Your instructions:
Every line containing the word "maatregelen" needs to be found and copied.

Collected data entries:

########

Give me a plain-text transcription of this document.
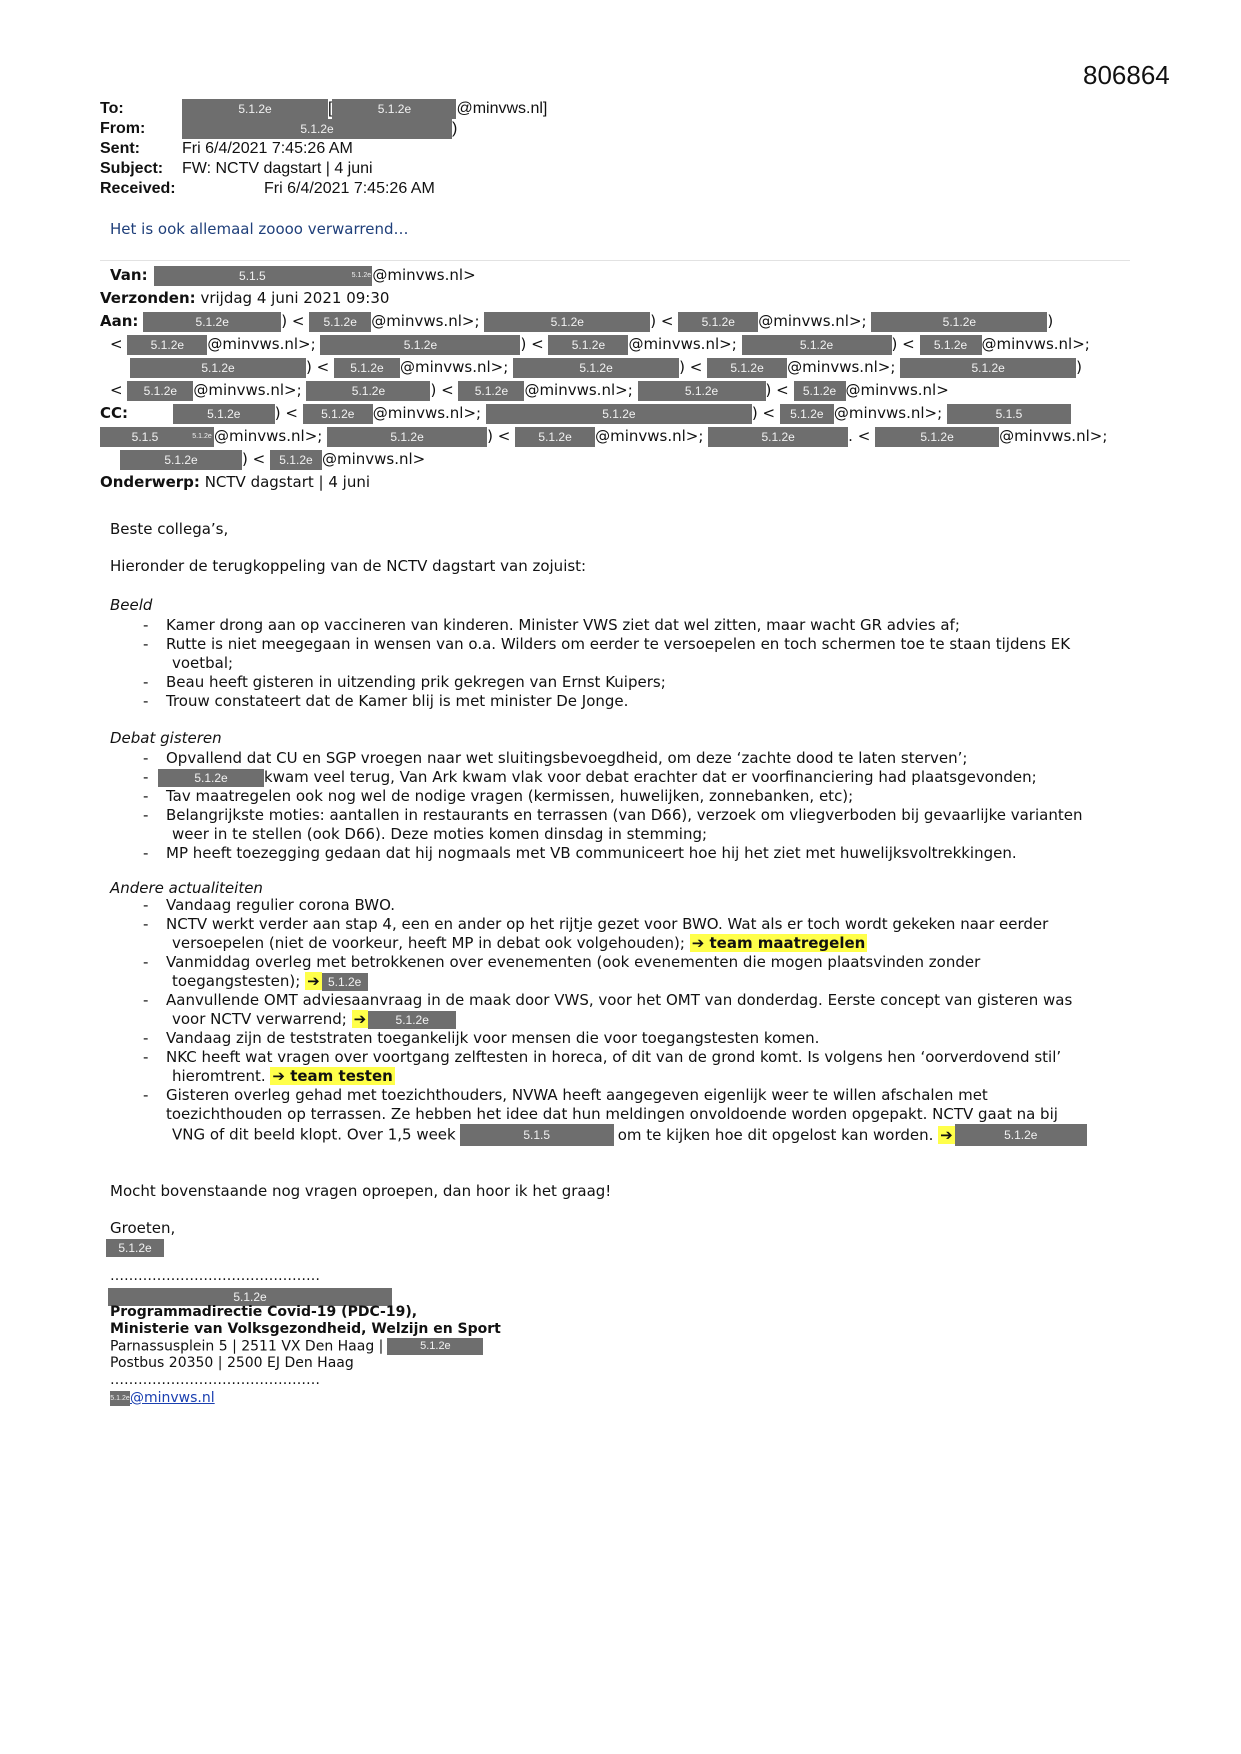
806864
To:	5.1.2e	[	5.1.2e	@minvws.nl]
From:	5.1.2e	)
Sent:	Fri 6/4/2021 7:45:26 AM
Subject: FW: NCTV dagstart | 4 juni
Received:	Fri 6/4/2021 7:45:26 AM
Het is ook allemaal zoooo verwarrend…
Van:	5.1.5	5.1.2e@minvws.nl>
Verzonden: vrijdag 4 juni 2021 09:30
Aan:	5.1.2e	) < 5.1.2e @minvws.nl>;	5.1.2e	) < 5.1.2e @minvws.nl>;	5.1.2e	)
< 5.1.2e @minvws.nl>;	5.1.2e	) < 5.1.2e @minvws.nl>;	5.1.2e	) < 5.1.2e @minvws.nl>;
5.1.2e	) < 5.1.2e @minvws.nl>;	5.1.2e	) < 5.1.2e @minvws.nl>;	5.1.2e	)
< 5.1.2e @minvws.nl>;	5.1.2e	) < 5.1.2e @minvws.nl>;	5.1.2e	) < 5.1.2e @minvws.nl>
CC:	5.1.2e ) < 5.1.2e @minvws.nl>;	5.1.2e	) < 5.1.2e @minvws.nl>;	5.1.5
5.1.5	5.1.2e @minvws.nl>;	5.1.2e	) < 5.1.2e @minvws.nl>;	5.1.2e	. <	5.1.2e	@minvws.nl>;
5.1.2e	) < 5.1.2e @minvws.nl>
Onderwerp: NCTV dagstart | 4 juni
Beste collega’s,
Hieronder de terugkoppeling van de NCTV dagstart van zojuist:
Beeld
- Kamer drong aan op vaccineren van kinderen. Minister VWS ziet dat wel zitten, maar wacht GR advies af;
- Rutte is niet meegegaan in wensen van o.a. Wilders om eerder te versoepelen en toch schermen toe te staan tijdens EK
voetbal;
- Beau heeft gisteren in uitzending prik gekregen van Ernst Kuipers;
- Trouw constateert dat de Kamer blij is met minister De Jonge.
Debat gisteren
- Opvallend dat CU en SGP vroegen naar wet sluitingsbevoegdheid, om deze ‘zachte dood te laten sterven’;
- 5.1.2e kwam veel terug, Van Ark kwam vlak voor debat erachter dat er voorfinanciering had plaatsgevonden;
- Tav maatregelen ook nog wel de nodige vragen (kermissen, huwelijken, zonnebanken, etc);
- Belangrijkste moties: aantallen in restaurants en terrassen (van D66), verzoek om vliegverboden bij gevaarlijke varianten
weer in te stellen (ook D66). Deze moties komen dinsdag in stemming;
- MP heeft toezegging gedaan dat hij nogmaals met VB communiceert hoe hij het ziet met huwelijksvoltrekkingen.
Andere actualiteiten
- Vandaag regulier corona BWO.
- NCTV werkt verder aan stap 4, een en ander op het rijtje gezet voor BWO. Wat als er toch wordt gekeken naar eerder
versoepelen (niet de voorkeur, heeft MP in debat ook volgehouden); ➔ team maatregelen
- Vanmiddag overleg met betrokkenen over evenementen (ook evenementen die mogen plaatsvinden zonder
toegangstesten); ➔ 5.1.2e
- Aanvullende OMT adviesaanvraag in de maak door VWS, voor het OMT van donderdag. Eerste concept van gisteren was
voor NCTV verwarrend; ➔ 5.1.2e
- Vandaag zijn de teststraten toegankelijk voor mensen die voor toegangstesten komen.
- NKC heeft wat vragen over voortgang zelftesten in horeca, of dit van de grond komt. Is volgens hen ‘oorverdovend stil’
hieromtrent. ➔ team testen
- Gisteren overleg gehad met toezichthouders, NVWA heeft aangegeven eigenlijk weer te willen afschalen met
toezichthouden op terrassen. Ze hebben het idee dat hun meldingen onvoldoende worden opgepakt. NCTV gaat na bij
VNG of dit beeld klopt. Over 1,5 week	5.1.5	om te kijken hoe dit opgelost kan worden. ➔	5.1.2e
Mocht bovenstaande nog vragen oproepen, dan hoor ik het graag!
Groeten,
5.1.2e
………………………………………
5.1.2e
Programmadirectie Covid-19 (PDC-19),
Ministerie van Volksgezondheid, Welzijn en Sport
Parnassusplein 5 | 2511 VX Den Haag |	5.1.2e
Postbus 20350 | 2500 EJ Den Haag
………………………………………
5.1.2e@minvws.nl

########

Result below:
- Tav maatregelen ook nog wel de nodige vragen (kermissen, huwelijken, zonnebanken, etc);
versoepelen (niet de voorkeur, heeft MP in debat ook volgehouden); ➔ team maatregelen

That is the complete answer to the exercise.